THE REQUEST
Everything in the data should be repeated exactly, save for the images.

*-*-*

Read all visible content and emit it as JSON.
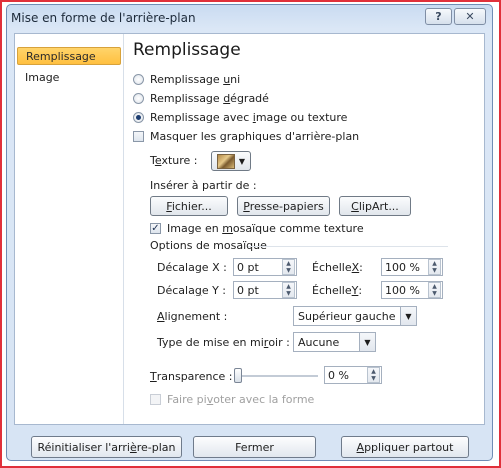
{
  "window": {
    "title": "Mise en forme de l'arrière-plan",
    "help_symbol": "?",
    "close_symbol": "✕"
  },
  "sidebar": {
    "items": [
      {
        "label": "Remplissage",
        "selected": true
      },
      {
        "label": "Image",
        "selected": false
      }
    ]
  },
  "fill": {
    "heading": "Remplissage",
    "options": [
      {
        "pre": "Remplissage ",
        "key": "u",
        "post": "ni",
        "checked": false
      },
      {
        "pre": "Remplissage ",
        "key": "d",
        "post": "égradé",
        "checked": false
      },
      {
        "pre": "Remplissage avec ",
        "key": "i",
        "post": "mage ou texture",
        "checked": true
      }
    ],
    "hide_graphics": {
      "label": "Masquer les graphiques d'arrière-plan",
      "checked": false
    },
    "texture_label_pre": "T",
    "texture_label_key": "e",
    "texture_label_post": "xture :",
    "insert_from_label": "Insérer à partir de :",
    "file_button_key": "F",
    "file_button_post": "ichier...",
    "clipboard_button_key": "P",
    "clipboard_button_post": "resse-papiers",
    "clipart_button_key": "C",
    "clipart_button_post": "lipArt...",
    "tile_checkbox": {
      "pre": "Image en ",
      "key": "m",
      "post": "osaïque comme texture",
      "checked": true
    },
    "tiling_options_label": "Options de mosaïque",
    "offset_x_label": "Décalage X :",
    "offset_x_value": "0 pt",
    "scale_x_pre": "Échelle ",
    "scale_x_key": "X",
    "scale_x_post": " :",
    "scale_x_value": "100 %",
    "offset_y_pre": "Décala",
    "offset_y_key": "g",
    "offset_y_post": "e Y :",
    "offset_y_value": "0 pt",
    "scale_y_pre": "Échelle ",
    "scale_y_key": "Y",
    "scale_y_post": " :",
    "scale_y_value": "100 %",
    "alignment_key": "A",
    "alignment_post": "lignement :",
    "alignment_value": "Supérieur gauche",
    "mirror_pre": "Type de mise en mi",
    "mirror_key": "r",
    "mirror_post": "oir :",
    "mirror_value": "Aucune",
    "transparency_key": "T",
    "transparency_post": "ransparence :",
    "transparency_value": "0 %",
    "transparency_level": 0,
    "rotate_checkbox": {
      "pre": "Faire pi",
      "key": "v",
      "post": "oter avec la forme",
      "checked": false,
      "disabled": true
    }
  },
  "footer": {
    "reset_pre": "Réinitialiser l'arri",
    "reset_key": "è",
    "reset_post": "re-plan",
    "close_label": "Fermer",
    "apply_all_key": "A",
    "apply_all_post": "ppliquer partout"
  }
}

*-*-*

REPLY
Read all visible content and emit it as JSON.
{
  "window": {
    "title": "Mise en forme de l'arrière-plan",
    "help_symbol": "?",
    "close_symbol": "✕"
  },
  "sidebar": {
    "items": [
      {
        "label": "Remplissage",
        "selected": true
      },
      {
        "label": "Image",
        "selected": false
      }
    ]
  },
  "fill": {
    "heading": "Remplissage",
    "options": [
      {
        "pre": "Remplissage ",
        "key": "u",
        "post": "ni",
        "checked": false
      },
      {
        "pre": "Remplissage ",
        "key": "d",
        "post": "égradé",
        "checked": false
      },
      {
        "pre": "Remplissage avec ",
        "key": "i",
        "post": "mage ou texture",
        "checked": true
      }
    ],
    "hide_graphics": {
      "label": "Masquer les graphiques d'arrière-plan",
      "checked": false
    },
    "texture_label_pre": "T",
    "texture_label_key": "e",
    "texture_label_post": "xture :",
    "insert_from_label": "Insérer à partir de :",
    "file_button_key": "F",
    "file_button_post": "ichier...",
    "clipboard_button_key": "P",
    "clipboard_button_post": "resse-papiers",
    "clipart_button_key": "C",
    "clipart_button_post": "lipArt...",
    "tile_checkbox": {
      "pre": "Image en ",
      "key": "m",
      "post": "osaïque comme texture",
      "checked": true
    },
    "tiling_options_label": "Options de mosaïque",
    "offset_x_label": "Décalage X :",
    "offset_x_value": "0 pt",
    "scale_x_pre": "Échelle ",
    "scale_x_key": "X",
    "scale_x_post": " :",
    "scale_x_value": "100 %",
    "offset_y_pre": "Décala",
    "offset_y_key": "g",
    "offset_y_post": "e Y :",
    "offset_y_value": "0 pt",
    "scale_y_pre": "Échelle ",
    "scale_y_key": "Y",
    "scale_y_post": " :",
    "scale_y_value": "100 %",
    "alignment_key": "A",
    "alignment_post": "lignement :",
    "alignment_value": "Supérieur gauche",
    "mirror_pre": "Type de mise en mi",
    "mirror_key": "r",
    "mirror_post": "oir :",
    "mirror_value": "Aucune",
    "transparency_key": "T",
    "transparency_post": "ransparence :",
    "transparency_value": "0 %",
    "transparency_level": 0,
    "rotate_checkbox": {
      "pre": "Faire pi",
      "key": "v",
      "post": "oter avec la forme",
      "checked": false,
      "disabled": true
    }
  },
  "footer": {
    "reset_pre": "Réinitialiser l'arri",
    "reset_key": "è",
    "reset_post": "re-plan",
    "close_label": "Fermer",
    "apply_all_key": "A",
    "apply_all_post": "ppliquer partout"
  }
}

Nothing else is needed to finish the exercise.